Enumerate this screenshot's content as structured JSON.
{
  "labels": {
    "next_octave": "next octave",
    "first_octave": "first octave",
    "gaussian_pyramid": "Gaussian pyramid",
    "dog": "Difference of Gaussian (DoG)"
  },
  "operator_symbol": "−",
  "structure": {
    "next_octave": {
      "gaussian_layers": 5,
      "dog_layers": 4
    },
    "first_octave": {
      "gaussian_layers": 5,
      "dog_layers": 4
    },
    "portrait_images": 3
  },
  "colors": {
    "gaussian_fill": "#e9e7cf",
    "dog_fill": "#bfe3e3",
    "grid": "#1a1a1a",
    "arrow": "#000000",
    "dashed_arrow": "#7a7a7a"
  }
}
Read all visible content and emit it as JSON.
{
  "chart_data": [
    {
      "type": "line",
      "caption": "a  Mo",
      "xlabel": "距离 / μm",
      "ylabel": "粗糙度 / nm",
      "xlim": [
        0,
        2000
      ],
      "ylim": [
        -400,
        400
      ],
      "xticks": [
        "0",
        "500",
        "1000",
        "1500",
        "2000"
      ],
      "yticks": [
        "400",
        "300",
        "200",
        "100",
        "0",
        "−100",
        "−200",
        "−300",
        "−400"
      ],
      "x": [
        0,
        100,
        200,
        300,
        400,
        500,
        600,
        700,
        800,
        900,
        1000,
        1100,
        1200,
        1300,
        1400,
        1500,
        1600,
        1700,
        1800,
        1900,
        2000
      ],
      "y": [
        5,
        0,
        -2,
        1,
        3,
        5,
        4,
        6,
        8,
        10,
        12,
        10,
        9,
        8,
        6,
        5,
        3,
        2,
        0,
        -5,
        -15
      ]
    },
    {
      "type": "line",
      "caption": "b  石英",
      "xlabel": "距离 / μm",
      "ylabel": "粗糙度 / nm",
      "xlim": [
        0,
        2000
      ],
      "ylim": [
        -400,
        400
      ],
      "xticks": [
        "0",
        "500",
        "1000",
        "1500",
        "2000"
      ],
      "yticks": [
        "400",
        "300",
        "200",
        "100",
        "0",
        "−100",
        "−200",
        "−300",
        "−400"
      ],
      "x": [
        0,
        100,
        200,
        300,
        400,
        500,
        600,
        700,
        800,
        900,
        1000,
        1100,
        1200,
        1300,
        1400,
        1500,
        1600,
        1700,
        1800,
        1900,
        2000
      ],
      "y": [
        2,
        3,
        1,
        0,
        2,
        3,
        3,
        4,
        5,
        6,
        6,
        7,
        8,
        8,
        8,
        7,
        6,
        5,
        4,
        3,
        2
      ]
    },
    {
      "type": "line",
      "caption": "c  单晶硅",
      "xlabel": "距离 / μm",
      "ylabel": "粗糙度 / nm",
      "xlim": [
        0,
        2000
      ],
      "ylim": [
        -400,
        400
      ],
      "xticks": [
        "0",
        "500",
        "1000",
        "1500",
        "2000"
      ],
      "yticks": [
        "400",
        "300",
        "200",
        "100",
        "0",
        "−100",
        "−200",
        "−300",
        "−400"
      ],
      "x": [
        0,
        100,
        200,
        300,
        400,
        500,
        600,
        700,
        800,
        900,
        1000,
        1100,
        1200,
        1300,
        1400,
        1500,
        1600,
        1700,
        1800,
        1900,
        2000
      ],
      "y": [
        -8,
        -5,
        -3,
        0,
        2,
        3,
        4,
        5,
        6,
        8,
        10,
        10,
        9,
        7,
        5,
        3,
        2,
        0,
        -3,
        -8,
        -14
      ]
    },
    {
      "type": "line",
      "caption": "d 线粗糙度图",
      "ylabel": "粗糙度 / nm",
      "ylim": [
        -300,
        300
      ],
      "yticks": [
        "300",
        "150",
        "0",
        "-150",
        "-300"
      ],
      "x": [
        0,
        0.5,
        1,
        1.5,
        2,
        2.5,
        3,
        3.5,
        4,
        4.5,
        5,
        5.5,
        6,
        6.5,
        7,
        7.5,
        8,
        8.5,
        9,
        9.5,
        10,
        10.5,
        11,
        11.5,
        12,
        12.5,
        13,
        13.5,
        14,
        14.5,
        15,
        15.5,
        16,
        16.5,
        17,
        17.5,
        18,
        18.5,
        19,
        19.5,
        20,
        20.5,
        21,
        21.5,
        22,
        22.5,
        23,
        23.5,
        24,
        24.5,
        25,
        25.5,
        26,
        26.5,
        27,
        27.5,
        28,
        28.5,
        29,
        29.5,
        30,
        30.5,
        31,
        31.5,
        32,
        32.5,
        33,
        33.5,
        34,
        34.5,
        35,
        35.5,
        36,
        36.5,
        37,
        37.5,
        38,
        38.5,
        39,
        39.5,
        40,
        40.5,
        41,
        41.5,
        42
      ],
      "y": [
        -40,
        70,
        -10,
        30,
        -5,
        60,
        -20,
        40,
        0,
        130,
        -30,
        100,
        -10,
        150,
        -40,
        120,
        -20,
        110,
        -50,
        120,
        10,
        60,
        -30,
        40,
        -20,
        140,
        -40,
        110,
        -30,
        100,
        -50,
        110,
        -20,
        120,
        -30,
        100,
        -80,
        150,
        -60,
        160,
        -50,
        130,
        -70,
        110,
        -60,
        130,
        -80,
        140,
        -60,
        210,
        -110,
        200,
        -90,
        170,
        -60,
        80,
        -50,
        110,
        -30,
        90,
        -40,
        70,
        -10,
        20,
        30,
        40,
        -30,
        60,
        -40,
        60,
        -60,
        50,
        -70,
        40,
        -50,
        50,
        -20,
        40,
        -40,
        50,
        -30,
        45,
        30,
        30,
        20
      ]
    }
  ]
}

GOAL OF THE EXERCISE
Each line must be given again exactly as written above.

WRITTEN ANSWER
Enumerate this screenshot's content as structured JSON.
{
  "labels": {
    "next_octave": "next octave",
    "first_octave": "first octave",
    "gaussian_pyramid": "Gaussian pyramid",
    "dog": "Difference of Gaussian (DoG)"
  },
  "operator_symbol": "−",
  "structure": {
    "next_octave": {
      "gaussian_layers": 5,
      "dog_layers": 4
    },
    "first_octave": {
      "gaussian_layers": 5,
      "dog_layers": 4
    },
    "portrait_images": 3
  },
  "colors": {
    "gaussian_fill": "#e9e7cf",
    "dog_fill": "#bfe3e3",
    "grid": "#1a1a1a",
    "arrow": "#000000",
    "dashed_arrow": "#7a7a7a"
  }
}
Read all visible content and emit it as JSON.
{
  "chart_data": [
    {
      "type": "line",
      "caption": "a  Mo",
      "xlabel": "距离 / μm",
      "ylabel": "粗糙度 / nm",
      "xlim": [
        0,
        2000
      ],
      "ylim": [
        -400,
        400
      ],
      "xticks": [
        "0",
        "500",
        "1000",
        "1500",
        "2000"
      ],
      "yticks": [
        "400",
        "300",
        "200",
        "100",
        "0",
        "−100",
        "−200",
        "−300",
        "−400"
      ],
      "x": [
        0,
        100,
        200,
        300,
        400,
        500,
        600,
        700,
        800,
        900,
        1000,
        1100,
        1200,
        1300,
        1400,
        1500,
        1600,
        1700,
        1800,
        1900,
        2000
      ],
      "y": [
        5,
        0,
        -2,
        1,
        3,
        5,
        4,
        6,
        8,
        10,
        12,
        10,
        9,
        8,
        6,
        5,
        3,
        2,
        0,
        -5,
        -15
      ]
    },
    {
      "type": "line",
      "caption": "b  石英",
      "xlabel": "距离 / μm",
      "ylabel": "粗糙度 / nm",
      "xlim": [
        0,
        2000
      ],
      "ylim": [
        -400,
        400
      ],
      "xticks": [
        "0",
        "500",
        "1000",
        "1500",
        "2000"
      ],
      "yticks": [
        "400",
        "300",
        "200",
        "100",
        "0",
        "−100",
        "−200",
        "−300",
        "−400"
      ],
      "x": [
        0,
        100,
        200,
        300,
        400,
        500,
        600,
        700,
        800,
        900,
        1000,
        1100,
        1200,
        1300,
        1400,
        1500,
        1600,
        1700,
        1800,
        1900,
        2000
      ],
      "y": [
        2,
        3,
        1,
        0,
        2,
        3,
        3,
        4,
        5,
        6,
        6,
        7,
        8,
        8,
        8,
        7,
        6,
        5,
        4,
        3,
        2
      ]
    },
    {
      "type": "line",
      "caption": "c  单晶硅",
      "xlabel": "距离 / μm",
      "ylabel": "粗糙度 / nm",
      "xlim": [
        0,
        2000
      ],
      "ylim": [
        -400,
        400
      ],
      "xticks": [
        "0",
        "500",
        "1000",
        "1500",
        "2000"
      ],
      "yticks": [
        "400",
        "300",
        "200",
        "100",
        "0",
        "−100",
        "−200",
        "−300",
        "−400"
      ],
      "x": [
        0,
        100,
        200,
        300,
        400,
        500,
        600,
        700,
        800,
        900,
        1000,
        1100,
        1200,
        1300,
        1400,
        1500,
        1600,
        1700,
        1800,
        1900,
        2000
      ],
      "y": [
        -8,
        -5,
        -3,
        0,
        2,
        3,
        4,
        5,
        6,
        8,
        10,
        10,
        9,
        7,
        5,
        3,
        2,
        0,
        -3,
        -8,
        -14
      ]
    },
    {
      "type": "line",
      "caption": "d 线粗糙度图",
      "ylabel": "粗糙度 / nm",
      "ylim": [
        -300,
        300
      ],
      "yticks": [
        "300",
        "150",
        "0",
        "-150",
        "-300"
      ],
      "x": [
        0,
        0.5,
        1,
        1.5,
        2,
        2.5,
        3,
        3.5,
        4,
        4.5,
        5,
        5.5,
        6,
        6.5,
        7,
        7.5,
        8,
        8.5,
        9,
        9.5,
        10,
        10.5,
        11,
        11.5,
        12,
        12.5,
        13,
        13.5,
        14,
        14.5,
        15,
        15.5,
        16,
        16.5,
        17,
        17.5,
        18,
        18.5,
        19,
        19.5,
        20,
        20.5,
        21,
        21.5,
        22,
        22.5,
        23,
        23.5,
        24,
        24.5,
        25,
        25.5,
        26,
        26.5,
        27,
        27.5,
        28,
        28.5,
        29,
        29.5,
        30,
        30.5,
        31,
        31.5,
        32,
        32.5,
        33,
        33.5,
        34,
        34.5,
        35,
        35.5,
        36,
        36.5,
        37,
        37.5,
        38,
        38.5,
        39,
        39.5,
        40,
        40.5,
        41,
        41.5,
        42
      ],
      "y": [
        -40,
        70,
        -10,
        30,
        -5,
        60,
        -20,
        40,
        0,
        130,
        -30,
        100,
        -10,
        150,
        -40,
        120,
        -20,
        110,
        -50,
        120,
        10,
        60,
        -30,
        40,
        -20,
        140,
        -40,
        110,
        -30,
        100,
        -50,
        110,
        -20,
        120,
        -30,
        100,
        -80,
        150,
        -60,
        160,
        -50,
        130,
        -70,
        110,
        -60,
        130,
        -80,
        140,
        -60,
        210,
        -110,
        200,
        -90,
        170,
        -60,
        80,
        -50,
        110,
        -30,
        90,
        -40,
        70,
        -10,
        20,
        30,
        40,
        -30,
        60,
        -40,
        60,
        -60,
        50,
        -70,
        40,
        -50,
        50,
        -20,
        40,
        -40,
        50,
        -30,
        45,
        30,
        30,
        20
      ]
    }
  ]
}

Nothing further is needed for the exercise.